>> Start GIVEN RECORDS

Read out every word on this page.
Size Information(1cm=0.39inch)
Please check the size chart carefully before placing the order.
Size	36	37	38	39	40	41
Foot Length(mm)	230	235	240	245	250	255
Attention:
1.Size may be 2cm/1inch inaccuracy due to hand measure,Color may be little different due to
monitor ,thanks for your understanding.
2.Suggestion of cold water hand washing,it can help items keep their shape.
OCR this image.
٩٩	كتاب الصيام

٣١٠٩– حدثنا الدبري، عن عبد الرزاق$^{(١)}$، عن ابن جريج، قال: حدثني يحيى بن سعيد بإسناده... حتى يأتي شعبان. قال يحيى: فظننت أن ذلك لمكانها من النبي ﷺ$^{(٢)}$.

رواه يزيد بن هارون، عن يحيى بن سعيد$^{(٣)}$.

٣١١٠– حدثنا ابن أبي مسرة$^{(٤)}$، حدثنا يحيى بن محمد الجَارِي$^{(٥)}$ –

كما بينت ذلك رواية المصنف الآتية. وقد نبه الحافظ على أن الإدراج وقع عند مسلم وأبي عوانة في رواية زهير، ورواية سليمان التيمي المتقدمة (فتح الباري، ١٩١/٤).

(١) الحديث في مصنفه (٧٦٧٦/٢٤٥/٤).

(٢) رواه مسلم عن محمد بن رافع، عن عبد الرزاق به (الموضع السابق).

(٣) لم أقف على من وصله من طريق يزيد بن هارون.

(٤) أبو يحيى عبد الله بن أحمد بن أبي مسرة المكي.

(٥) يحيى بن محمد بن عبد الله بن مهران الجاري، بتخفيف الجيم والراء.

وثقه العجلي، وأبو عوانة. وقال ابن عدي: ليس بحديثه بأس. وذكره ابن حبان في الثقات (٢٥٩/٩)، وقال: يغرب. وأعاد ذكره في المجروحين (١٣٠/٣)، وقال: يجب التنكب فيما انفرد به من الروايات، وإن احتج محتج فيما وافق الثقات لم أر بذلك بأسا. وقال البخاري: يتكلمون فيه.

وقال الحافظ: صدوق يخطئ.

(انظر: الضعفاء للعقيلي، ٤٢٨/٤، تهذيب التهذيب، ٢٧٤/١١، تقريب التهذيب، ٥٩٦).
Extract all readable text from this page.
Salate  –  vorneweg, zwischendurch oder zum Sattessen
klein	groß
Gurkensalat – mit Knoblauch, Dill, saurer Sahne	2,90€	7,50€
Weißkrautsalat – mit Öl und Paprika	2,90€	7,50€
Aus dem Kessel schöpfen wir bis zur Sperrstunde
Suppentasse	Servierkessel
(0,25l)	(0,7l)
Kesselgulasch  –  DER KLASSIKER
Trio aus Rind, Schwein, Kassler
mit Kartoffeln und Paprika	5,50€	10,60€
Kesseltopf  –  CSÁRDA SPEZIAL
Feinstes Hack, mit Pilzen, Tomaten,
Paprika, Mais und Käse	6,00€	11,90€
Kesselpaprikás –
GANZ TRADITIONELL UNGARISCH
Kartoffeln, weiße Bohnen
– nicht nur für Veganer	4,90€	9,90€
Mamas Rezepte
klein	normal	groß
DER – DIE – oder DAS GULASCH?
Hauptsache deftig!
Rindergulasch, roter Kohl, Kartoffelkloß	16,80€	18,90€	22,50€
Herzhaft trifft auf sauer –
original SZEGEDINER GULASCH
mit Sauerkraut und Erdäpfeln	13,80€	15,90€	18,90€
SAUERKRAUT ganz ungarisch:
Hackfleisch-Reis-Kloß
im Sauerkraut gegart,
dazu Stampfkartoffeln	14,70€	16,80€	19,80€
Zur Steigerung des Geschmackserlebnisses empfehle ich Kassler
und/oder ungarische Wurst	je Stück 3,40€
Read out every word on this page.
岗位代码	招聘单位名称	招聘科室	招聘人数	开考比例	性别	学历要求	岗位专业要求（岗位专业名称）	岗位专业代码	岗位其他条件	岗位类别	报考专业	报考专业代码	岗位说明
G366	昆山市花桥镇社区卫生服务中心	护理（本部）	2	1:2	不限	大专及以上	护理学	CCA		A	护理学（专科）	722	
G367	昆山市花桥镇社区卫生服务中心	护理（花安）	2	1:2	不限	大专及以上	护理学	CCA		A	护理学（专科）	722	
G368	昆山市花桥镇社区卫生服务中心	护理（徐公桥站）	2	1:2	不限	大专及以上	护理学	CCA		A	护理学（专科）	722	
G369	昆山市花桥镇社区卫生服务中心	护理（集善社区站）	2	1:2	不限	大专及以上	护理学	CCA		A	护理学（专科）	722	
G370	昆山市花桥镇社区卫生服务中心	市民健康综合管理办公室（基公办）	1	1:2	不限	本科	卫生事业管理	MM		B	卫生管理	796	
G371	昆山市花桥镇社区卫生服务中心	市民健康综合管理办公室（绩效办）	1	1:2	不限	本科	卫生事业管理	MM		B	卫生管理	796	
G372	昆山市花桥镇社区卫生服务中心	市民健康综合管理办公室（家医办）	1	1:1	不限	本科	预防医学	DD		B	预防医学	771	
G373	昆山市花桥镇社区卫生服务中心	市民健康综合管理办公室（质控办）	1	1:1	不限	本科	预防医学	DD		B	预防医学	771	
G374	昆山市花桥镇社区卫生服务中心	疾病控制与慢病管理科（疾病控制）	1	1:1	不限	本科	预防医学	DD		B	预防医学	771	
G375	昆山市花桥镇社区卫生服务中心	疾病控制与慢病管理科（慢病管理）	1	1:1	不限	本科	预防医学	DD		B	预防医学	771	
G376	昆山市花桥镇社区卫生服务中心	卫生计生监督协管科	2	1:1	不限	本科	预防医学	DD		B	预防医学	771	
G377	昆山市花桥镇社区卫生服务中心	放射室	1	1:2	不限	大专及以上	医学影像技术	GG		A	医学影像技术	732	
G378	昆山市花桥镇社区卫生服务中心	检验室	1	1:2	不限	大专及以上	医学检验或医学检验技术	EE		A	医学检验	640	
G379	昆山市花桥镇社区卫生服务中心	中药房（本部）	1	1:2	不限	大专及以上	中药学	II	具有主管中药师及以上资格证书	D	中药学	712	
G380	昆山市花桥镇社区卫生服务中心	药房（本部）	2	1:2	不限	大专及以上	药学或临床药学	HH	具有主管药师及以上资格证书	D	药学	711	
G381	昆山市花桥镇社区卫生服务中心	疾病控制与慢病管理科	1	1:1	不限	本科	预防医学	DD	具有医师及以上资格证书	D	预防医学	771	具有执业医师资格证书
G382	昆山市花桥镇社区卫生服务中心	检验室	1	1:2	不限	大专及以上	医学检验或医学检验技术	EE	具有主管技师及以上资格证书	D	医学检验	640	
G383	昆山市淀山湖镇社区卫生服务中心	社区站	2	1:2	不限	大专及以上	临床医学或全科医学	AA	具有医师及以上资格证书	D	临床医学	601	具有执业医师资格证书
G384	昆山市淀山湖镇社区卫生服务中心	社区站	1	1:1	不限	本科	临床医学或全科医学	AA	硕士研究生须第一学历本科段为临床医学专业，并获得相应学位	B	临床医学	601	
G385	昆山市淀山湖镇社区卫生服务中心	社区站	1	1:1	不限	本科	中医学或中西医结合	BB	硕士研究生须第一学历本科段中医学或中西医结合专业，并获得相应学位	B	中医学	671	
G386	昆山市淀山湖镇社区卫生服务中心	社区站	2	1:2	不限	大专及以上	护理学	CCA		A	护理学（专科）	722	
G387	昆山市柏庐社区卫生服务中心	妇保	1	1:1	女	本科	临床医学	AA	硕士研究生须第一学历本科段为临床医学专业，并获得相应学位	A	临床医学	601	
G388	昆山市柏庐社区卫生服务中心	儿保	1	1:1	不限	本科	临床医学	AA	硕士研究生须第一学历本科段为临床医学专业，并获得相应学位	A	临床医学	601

>> End GIVEN RECORDS

THE REQUEST
What is the number of lines in the records that contain "رواه"? Give that number only.

RESULT FOR THIS EXERCISE
2